- **ИСХОДНЫЙ ТЕКСТ**:

────────────────────────────────────────

На странице 68, где напечатано стихотворение “Полярный исследователь” и типографски проставлена дата “22 июля 1978 года”, рукой Иосифа помечено “День рождения М. Б.”
“М. Б.” — это инициалы Марины Басмановой, ленинградской художницы, подруги Бродского в шестидесятые годы, столь много значившей и в жизни его, и в поэзии. Видимо, этот день был памятен Иосифу, хотя сам текст стихотворения не дает прямых ассоциаций и на мой взгляд никак не связан с пронзительной лирикой, обычно адресованной М. Б.
Инициалы “М. Б.” уже в полном соответствии с давней традицией Бродский проставил на странице 30 (стихотворение “Строфы”), странице 47 (стихотворение “Помнишь свалку вещей на железном стуле”), странице 90 (“До сих пор, вспоминая твой голос, я прихожу /в возбужденье...”).
Страница 72. Знаменитое стихотворение “Пятая годовщина”. Помечены строки:
От слов “их лучшему певцу” стрелка и надпись:
“Е.Рейн, хозяин этой книги”.
Оставляя на совести Бродского столь невероятное определение, я должен заметить следующее. Несколько раз я слышал, что эта строчка имеет в виду Владимира Высоцкого. На мой взгляд, это невозможно. Все это стихотворение ретроспективно, написано из настоящего в прошлое, из .нынешней эмигрантской жизни в былую, ленинградскую. А с Высоцким он познакомился только в эмиграции (кстати, он подарил мне фотографию, сделанную в день этого знакомства). Так что “лучшего певца” следует искать среди прежних, еще доотъездных сотоварищей Бродского, и кроме того, “певец” в данном случае представлен в традиции XIX века — это просто поэт, сочинитель.
На странице 85 от руки написано посвящение к стихотворению “Квинтет” — “Марку Стрэнду”. Это друг Бродского. Под стихотворением и на полях на странице 87 Иосиф поясняет: “Анти-Элиотовское стихотворение; в английском варианте называется “Секстет” — 6 частей; посвящено замечательному американскому поэту Марку Стрэнду”.
Страница 91. Знаменитое, несомненно входящее в “гвардию” Бродского, стихотворение “Пьяцца Маттеи”. На нижнем поле страницы надпись: “Все описанное здесь — чистая правда, полный акмеизм”. После стихотворения рукой Иосифа помечена дата “1981” и место “Рим”.

────────────────────────────────────────

- **ПРЕДСТАВЛЕННЫЕ ДАННЫЕ**:
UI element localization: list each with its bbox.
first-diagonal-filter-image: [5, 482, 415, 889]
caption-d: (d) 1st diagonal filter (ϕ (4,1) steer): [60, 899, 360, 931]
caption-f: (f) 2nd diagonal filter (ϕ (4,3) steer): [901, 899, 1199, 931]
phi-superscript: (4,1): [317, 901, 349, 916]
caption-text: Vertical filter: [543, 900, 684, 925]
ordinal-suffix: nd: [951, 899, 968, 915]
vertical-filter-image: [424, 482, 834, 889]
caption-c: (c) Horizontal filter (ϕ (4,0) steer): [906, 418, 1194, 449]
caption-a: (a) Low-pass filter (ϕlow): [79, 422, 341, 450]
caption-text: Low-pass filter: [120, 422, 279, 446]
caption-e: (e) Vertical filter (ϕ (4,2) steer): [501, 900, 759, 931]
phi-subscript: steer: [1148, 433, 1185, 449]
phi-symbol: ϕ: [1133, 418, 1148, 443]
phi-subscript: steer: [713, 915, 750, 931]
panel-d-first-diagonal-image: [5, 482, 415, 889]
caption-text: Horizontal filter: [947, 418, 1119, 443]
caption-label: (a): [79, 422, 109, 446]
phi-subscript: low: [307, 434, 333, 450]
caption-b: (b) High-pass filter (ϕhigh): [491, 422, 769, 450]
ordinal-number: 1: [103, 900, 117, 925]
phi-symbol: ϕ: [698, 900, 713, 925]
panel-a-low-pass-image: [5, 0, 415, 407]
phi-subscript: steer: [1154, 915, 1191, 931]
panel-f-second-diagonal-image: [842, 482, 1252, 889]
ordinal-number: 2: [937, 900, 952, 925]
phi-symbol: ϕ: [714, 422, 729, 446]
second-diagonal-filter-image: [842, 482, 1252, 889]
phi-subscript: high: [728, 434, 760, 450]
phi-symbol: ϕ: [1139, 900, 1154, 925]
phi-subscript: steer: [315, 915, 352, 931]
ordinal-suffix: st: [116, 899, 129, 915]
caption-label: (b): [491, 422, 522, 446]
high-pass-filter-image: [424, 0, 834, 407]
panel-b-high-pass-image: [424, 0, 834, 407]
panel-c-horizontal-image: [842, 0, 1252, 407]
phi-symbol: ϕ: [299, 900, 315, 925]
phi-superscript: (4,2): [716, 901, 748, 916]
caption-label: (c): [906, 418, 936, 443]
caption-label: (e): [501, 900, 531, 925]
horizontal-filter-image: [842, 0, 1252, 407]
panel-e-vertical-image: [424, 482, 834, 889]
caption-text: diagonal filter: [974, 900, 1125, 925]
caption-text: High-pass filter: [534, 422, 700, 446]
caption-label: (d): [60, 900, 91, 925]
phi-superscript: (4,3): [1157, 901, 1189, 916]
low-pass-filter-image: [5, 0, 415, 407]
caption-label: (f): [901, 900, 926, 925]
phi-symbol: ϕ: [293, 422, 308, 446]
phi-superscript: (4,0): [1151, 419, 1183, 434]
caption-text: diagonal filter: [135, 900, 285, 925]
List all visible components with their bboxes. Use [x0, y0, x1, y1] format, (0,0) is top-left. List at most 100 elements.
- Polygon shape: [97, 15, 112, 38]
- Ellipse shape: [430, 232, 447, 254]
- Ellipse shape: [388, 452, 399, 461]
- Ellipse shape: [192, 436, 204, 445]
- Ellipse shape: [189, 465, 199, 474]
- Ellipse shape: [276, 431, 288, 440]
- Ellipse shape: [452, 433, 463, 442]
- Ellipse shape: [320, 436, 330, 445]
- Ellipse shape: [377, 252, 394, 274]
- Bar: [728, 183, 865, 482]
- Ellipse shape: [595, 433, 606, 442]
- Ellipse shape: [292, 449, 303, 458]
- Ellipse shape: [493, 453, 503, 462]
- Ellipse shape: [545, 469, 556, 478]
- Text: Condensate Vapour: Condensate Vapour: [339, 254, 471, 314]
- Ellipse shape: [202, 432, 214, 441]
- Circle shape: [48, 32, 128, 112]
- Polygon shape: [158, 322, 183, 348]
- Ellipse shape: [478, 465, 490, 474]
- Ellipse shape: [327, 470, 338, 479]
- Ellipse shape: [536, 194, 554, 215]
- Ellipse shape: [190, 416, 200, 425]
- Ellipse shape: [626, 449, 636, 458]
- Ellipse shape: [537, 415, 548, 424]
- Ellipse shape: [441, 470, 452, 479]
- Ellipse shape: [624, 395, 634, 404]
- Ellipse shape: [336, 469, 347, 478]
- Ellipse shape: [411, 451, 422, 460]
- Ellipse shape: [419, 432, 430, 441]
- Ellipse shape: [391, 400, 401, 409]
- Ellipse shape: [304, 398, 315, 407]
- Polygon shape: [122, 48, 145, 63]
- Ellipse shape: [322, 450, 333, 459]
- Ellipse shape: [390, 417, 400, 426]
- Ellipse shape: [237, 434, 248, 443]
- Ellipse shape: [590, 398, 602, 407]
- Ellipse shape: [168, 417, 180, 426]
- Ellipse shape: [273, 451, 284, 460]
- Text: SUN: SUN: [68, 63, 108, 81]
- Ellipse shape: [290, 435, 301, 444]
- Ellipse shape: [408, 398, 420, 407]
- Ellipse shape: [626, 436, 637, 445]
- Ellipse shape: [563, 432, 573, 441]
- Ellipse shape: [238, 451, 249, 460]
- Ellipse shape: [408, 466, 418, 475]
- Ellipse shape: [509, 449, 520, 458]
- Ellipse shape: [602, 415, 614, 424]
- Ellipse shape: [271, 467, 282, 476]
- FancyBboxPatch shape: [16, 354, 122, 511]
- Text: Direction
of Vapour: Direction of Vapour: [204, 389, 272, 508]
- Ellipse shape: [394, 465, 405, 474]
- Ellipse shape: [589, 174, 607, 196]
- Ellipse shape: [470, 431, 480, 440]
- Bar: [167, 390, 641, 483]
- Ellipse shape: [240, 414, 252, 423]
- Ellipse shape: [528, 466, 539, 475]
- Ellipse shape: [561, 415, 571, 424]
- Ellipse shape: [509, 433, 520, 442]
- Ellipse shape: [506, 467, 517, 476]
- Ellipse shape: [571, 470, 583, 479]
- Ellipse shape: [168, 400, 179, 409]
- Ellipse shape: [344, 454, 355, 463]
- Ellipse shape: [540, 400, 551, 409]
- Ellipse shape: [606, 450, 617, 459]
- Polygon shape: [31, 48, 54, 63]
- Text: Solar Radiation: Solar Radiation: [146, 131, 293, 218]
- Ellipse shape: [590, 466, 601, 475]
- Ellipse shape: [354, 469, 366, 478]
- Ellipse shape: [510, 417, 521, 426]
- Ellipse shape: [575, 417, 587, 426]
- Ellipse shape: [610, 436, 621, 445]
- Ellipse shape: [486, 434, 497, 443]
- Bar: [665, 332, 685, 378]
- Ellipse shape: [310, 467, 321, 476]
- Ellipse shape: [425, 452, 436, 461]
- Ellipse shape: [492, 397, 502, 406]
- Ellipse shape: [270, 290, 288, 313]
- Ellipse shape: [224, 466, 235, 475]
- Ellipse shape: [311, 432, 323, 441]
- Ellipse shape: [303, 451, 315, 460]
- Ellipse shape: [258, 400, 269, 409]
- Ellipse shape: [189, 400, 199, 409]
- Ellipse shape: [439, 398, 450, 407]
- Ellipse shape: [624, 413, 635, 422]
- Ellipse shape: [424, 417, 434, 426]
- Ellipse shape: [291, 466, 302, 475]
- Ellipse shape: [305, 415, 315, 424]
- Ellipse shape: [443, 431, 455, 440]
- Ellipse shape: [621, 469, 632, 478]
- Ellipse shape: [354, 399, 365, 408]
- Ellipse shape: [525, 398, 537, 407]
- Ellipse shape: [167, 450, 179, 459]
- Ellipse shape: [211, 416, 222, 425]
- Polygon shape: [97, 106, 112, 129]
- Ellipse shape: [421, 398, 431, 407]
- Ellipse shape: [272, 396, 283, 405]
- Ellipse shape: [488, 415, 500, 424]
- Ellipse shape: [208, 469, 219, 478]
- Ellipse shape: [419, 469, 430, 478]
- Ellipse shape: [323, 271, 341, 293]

────────────────────────────────────────

- **ЗАДАНИЕ**:
Приведи из текста о пометках Бродского отрывок, который начинается со слов «Оставляя на совести» и заканчивается словами «просто поэт, сочинитель.». В этом отрывке замени «сотоварищей» на «друзей».

- **ПРАВИЛЬНЫЙ ОТВЕТ**:
Оставляя на совести Бродского столь невероятное определение, я должен заметить следующее. Несколько раз я слышал, что эта строчка имеет в виду Владимира Высоцкого. На мой взгляд, это невозможно. Все это стихотворение ретроспективно, написано из настоящего в прошлое, из .нынешней эмигрантской жизни в былую, ленинградскую. А с Высоцким он познакомился только в эмиграции (кстати, он подарил мне фотографию, сделанную в день этого знакомства). Так что “лучшего певца” следует искать среди прежних, еще доотъездных друзей Бродского, и кроме того, “певец” в данном случае представлен в традиции XIX века — это просто поэт, сочинитель.